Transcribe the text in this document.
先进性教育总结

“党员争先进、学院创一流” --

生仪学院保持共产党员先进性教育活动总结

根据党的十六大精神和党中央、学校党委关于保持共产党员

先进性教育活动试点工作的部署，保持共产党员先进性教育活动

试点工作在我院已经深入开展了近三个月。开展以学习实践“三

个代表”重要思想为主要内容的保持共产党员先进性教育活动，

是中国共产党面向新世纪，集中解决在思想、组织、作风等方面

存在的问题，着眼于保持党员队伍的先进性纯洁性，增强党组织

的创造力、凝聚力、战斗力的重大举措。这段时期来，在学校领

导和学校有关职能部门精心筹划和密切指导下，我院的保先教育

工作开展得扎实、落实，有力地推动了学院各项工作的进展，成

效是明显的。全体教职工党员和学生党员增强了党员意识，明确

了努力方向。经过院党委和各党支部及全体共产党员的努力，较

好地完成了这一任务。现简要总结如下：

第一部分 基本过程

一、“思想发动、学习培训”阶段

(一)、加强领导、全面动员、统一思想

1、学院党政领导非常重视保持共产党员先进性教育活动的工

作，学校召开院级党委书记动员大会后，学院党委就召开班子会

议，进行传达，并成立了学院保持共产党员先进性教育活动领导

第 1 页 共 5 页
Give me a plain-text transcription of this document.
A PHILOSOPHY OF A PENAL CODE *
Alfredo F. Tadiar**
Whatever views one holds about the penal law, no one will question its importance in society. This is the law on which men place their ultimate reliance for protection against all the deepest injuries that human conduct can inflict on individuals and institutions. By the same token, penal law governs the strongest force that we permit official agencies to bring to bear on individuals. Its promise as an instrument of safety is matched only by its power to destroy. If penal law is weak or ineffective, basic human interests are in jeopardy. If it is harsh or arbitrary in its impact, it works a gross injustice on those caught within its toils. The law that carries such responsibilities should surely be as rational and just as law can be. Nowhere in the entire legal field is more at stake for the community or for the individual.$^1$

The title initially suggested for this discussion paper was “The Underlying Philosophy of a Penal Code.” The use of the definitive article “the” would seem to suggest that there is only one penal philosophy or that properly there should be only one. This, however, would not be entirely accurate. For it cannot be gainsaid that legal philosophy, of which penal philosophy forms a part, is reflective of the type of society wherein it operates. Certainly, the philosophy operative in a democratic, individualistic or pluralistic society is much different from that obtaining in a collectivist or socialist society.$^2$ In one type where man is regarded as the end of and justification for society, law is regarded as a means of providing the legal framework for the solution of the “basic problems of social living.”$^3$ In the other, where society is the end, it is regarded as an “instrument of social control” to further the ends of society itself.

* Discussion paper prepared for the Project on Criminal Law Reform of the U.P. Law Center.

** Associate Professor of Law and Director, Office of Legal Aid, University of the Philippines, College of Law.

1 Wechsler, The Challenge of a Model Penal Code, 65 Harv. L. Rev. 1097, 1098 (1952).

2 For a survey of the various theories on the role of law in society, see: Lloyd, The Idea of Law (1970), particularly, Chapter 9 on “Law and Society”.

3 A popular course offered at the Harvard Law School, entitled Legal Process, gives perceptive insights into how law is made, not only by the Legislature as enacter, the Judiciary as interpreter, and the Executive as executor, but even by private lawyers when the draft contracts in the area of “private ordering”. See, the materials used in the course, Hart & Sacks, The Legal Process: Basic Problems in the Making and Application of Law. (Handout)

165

__________________________________________________

Copy all lines from the material that include "document".

Transcribe the text in this document.
Give me a plain-text transcription of this document.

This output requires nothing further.